=== To do ===
Reply with one number: how many lines contain the word "values".

=== Data listing ===
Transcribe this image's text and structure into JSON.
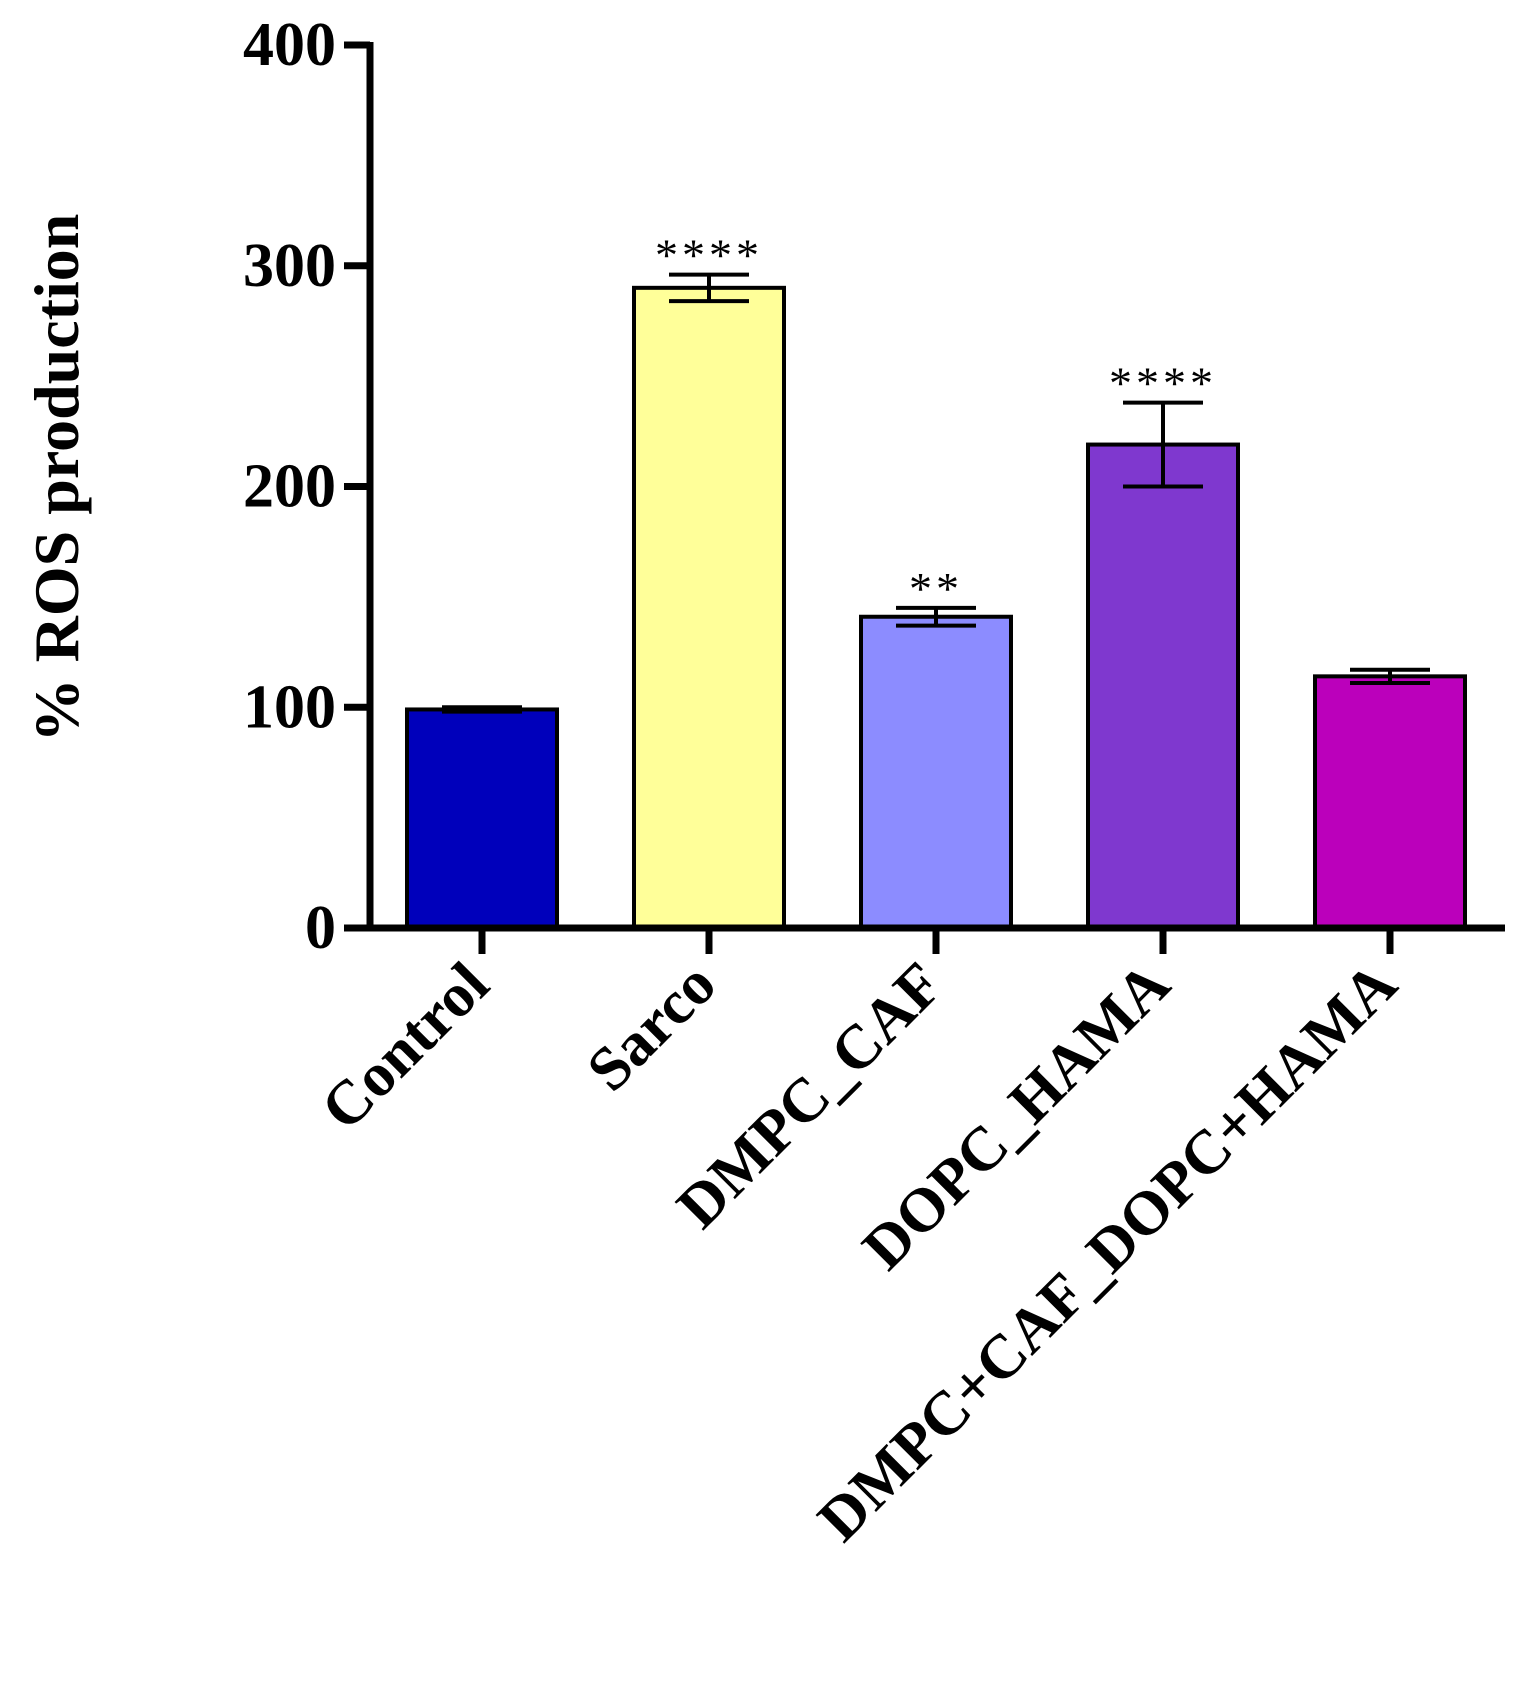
{
  "chart_data": {
    "type": "bar",
    "title": "",
    "xlabel": "",
    "ylabel": "% ROS production",
    "ylim": [
      0,
      400
    ],
    "yticks": [
      0,
      100,
      200,
      300,
      400
    ],
    "grid": false,
    "categories": [
      "Control",
      "Sarco",
      "DMPC_CAF",
      "DOPC_HAMA",
      "DMPC+CAF_DOPC+HAMA"
    ],
    "values": [
      99,
      290,
      141,
      219,
      114
    ],
    "errors": [
      1,
      6,
      4,
      19,
      3
    ],
    "significance": [
      "",
      "****",
      "**",
      "****",
      ""
    ],
    "colors": [
      "#0000BB",
      "#FFFF99",
      "#8C8CFF",
      "#7F38CF",
      "#BB00BB"
    ]
  }
}
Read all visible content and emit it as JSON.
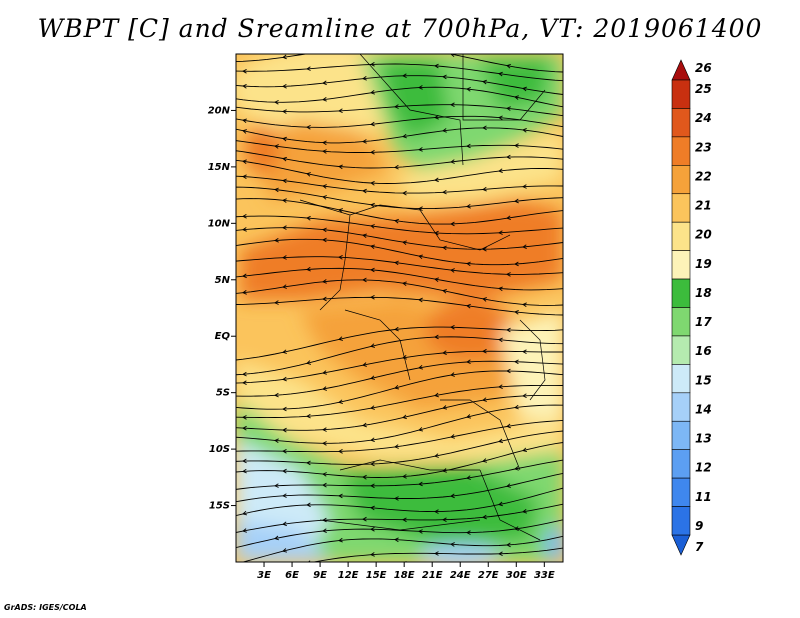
{
  "title": "WBPT [C] and Sreamline at 700hPa, VT: 2019061400",
  "credit": "GrADS: IGES/COLA",
  "map": {
    "lon_range": [
      0,
      35
    ],
    "lat_range": [
      -20,
      25
    ],
    "lat_ticks": [
      {
        "value": 20,
        "label": "20N"
      },
      {
        "value": 15,
        "label": "15N"
      },
      {
        "value": 10,
        "label": "10N"
      },
      {
        "value": 5,
        "label": "5N"
      },
      {
        "value": 0,
        "label": "EQ"
      },
      {
        "value": -5,
        "label": "5S"
      },
      {
        "value": -10,
        "label": "10S"
      },
      {
        "value": -15,
        "label": "15S"
      }
    ],
    "lon_ticks": [
      {
        "value": 3,
        "label": "3E"
      },
      {
        "value": 6,
        "label": "6E"
      },
      {
        "value": 9,
        "label": "9E"
      },
      {
        "value": 12,
        "label": "12E"
      },
      {
        "value": 15,
        "label": "15E"
      },
      {
        "value": 18,
        "label": "18E"
      },
      {
        "value": 21,
        "label": "21E"
      },
      {
        "value": 24,
        "label": "24E"
      },
      {
        "value": 27,
        "label": "27E"
      },
      {
        "value": 30,
        "label": "30E"
      },
      {
        "value": 33,
        "label": "33E"
      }
    ]
  },
  "colorbar": {
    "levels": [
      "7",
      "9",
      "11",
      "12",
      "13",
      "14",
      "15",
      "16",
      "17",
      "18",
      "19",
      "20",
      "21",
      "22",
      "23",
      "24",
      "25",
      "26"
    ],
    "colors": [
      "#1b5fd6",
      "#2b73e6",
      "#3f87ee",
      "#5c9ff2",
      "#7db7f5",
      "#a6d0f8",
      "#cdeaf8",
      "#b5ebaf",
      "#7fd870",
      "#3cbc3c",
      "#fdf3b8",
      "#fce38a",
      "#fbc45c",
      "#f5a23a",
      "#ef7d27",
      "#e0581c",
      "#c83010",
      "#a80d0d"
    ]
  }
}
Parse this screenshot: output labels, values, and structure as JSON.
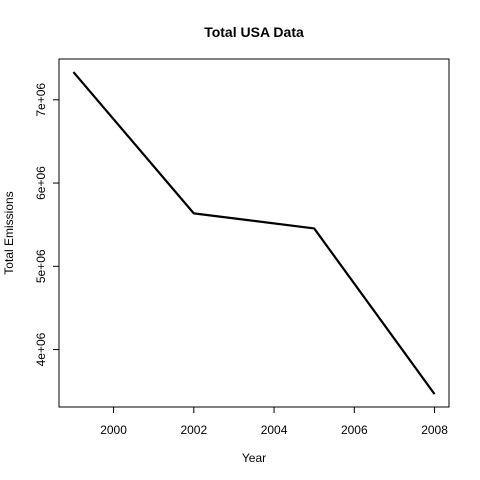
{
  "chart_data": {
    "type": "line",
    "title": "Total USA Data",
    "xlabel": "Year",
    "ylabel": "Total Emissions",
    "x": [
      1999,
      2002,
      2005,
      2008
    ],
    "series": [
      {
        "values": [
          7332967,
          5635780,
          5454703,
          3464206
        ]
      }
    ],
    "xlim": [
      1998.64,
      2008.36
    ],
    "ylim": [
      3310000,
      7490000
    ],
    "x_ticks": [
      2000,
      2002,
      2004,
      2006,
      2008
    ],
    "x_tick_labels": [
      "2000",
      "2002",
      "2004",
      "2006",
      "2008"
    ],
    "y_ticks": [
      4000000,
      5000000,
      6000000,
      7000000
    ],
    "y_tick_labels": [
      "4e+06",
      "5e+06",
      "6e+06",
      "7e+06"
    ],
    "grid": false,
    "line_color": "#000000"
  }
}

=== Right answer ===
3